§ **Direction**: Locate the word "静电计指针张角变大" in the material, then show every line that holds it.

**********

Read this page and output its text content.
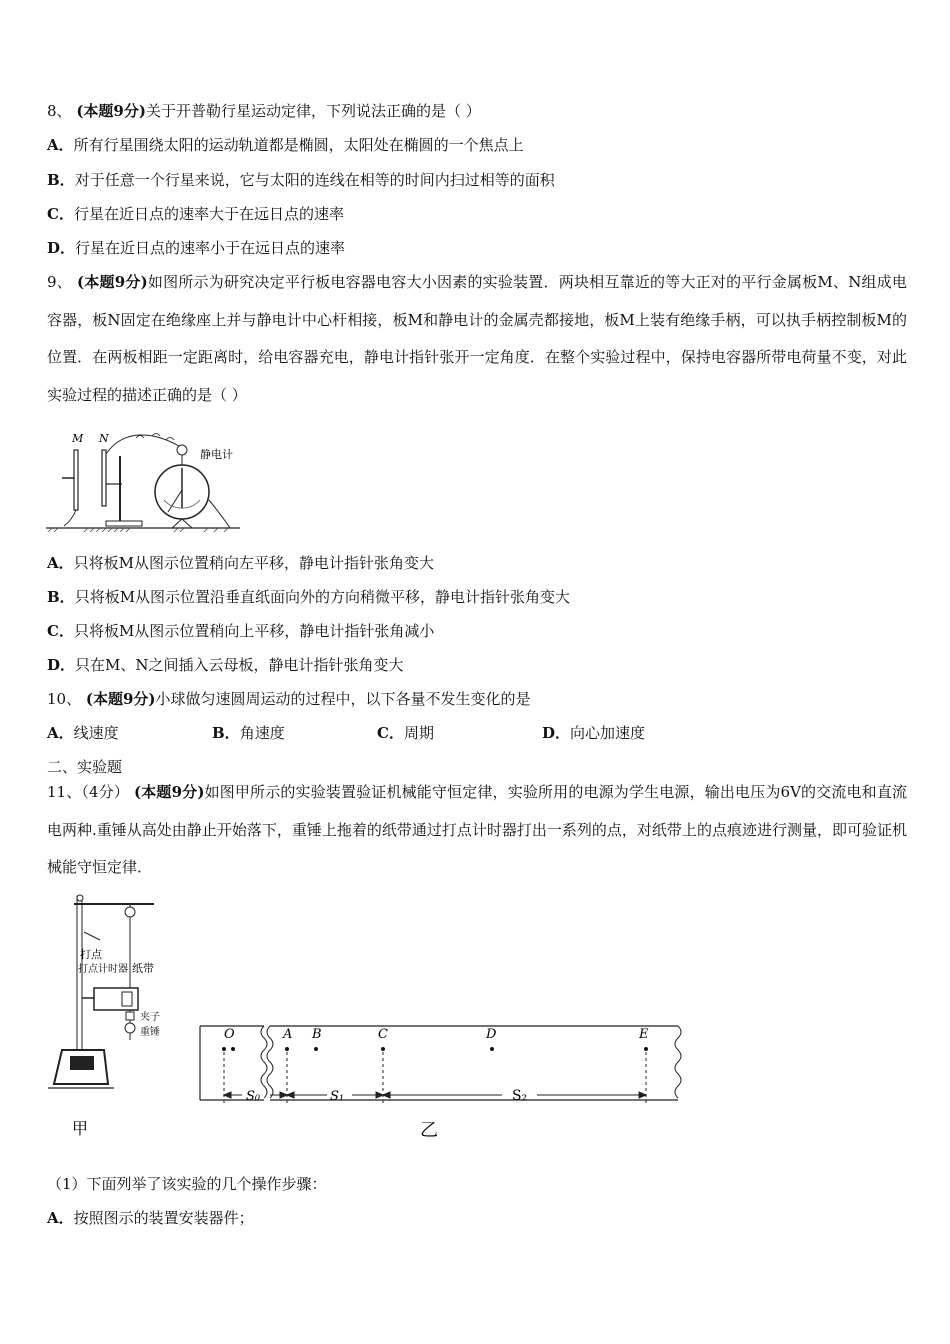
8、 (本题9分)关于开普勒行星运动定律，下列说法正确的是（ ）
A．所有行星围绕太阳的运动轨道都是椭圆，太阳处在椭圆的一个焦点上
B．对于任意一个行星来说，它与太阳的连线在相等的时间内扫过相等的面积
C．行星在近日点的速率大于在远日点的速率
D．行星在近日点的速率小于在远日点的速率
9、 (本题9分)如图所示为研究决定平行板电容器电容大小因素的实验装置．两块相互靠近的等大正对的平行金属板M、N组成电容器，板N固定在绝缘座上并与静电计中心杆相接，板M和静电计的金属壳都接地，板M上装有绝缘手柄，可以执手柄控制板M的位置．在两板相距一定距离时，给电容器充电，静电计指针张开一定角度．在整个实验过程中，保持电容器所带电荷量不变，对此实验过程的描述正确的是（ ）
M N
静电计
A．只将板M从图示位置稍向左平移，静电计指针张角变大
B．只将板M从图示位置沿垂直纸面向外的方向稍微平移，静电计指针张角变大
C．只将板M从图示位置稍向上平移，静电计指针张角减小
D．只在M、N之间插入云母板，静电计指针张角变大
10、 (本题9分)小球做匀速圆周运动的过程中，以下各量不发生变化的是
A．线速度	B．角速度	C．周期	D．向心加速度
二、实验题
11、（4分） (本题9分)如图甲所示的实验装置验证机械能守恒定律，实验所用的电源为学生电源，输出电压为6V的交流电和直流电两种.重锤从高处由静止开始落下，重锤上拖着的纸带通过打点计时器打出一系列的点，对纸带上的点痕迹进行测量，即可验证机械能守恒定律．
打点
打点计时器 纸带
夹子
重锤
甲
O	A B	C	D	E
S₀	S₁	S₂
乙
（1）下面列举了该实验的几个操作步骤：
A．按照图示的装置安装器件；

**********

§ **Written response**:
A．只将板M从图示位置稍向左平移，静电计指针张角变大
B．只将板M从图示位置沿垂直纸面向外的方向稍微平移，静电计指针张角变大
D．只在M、N之间插入云母板，静电计指针张角变大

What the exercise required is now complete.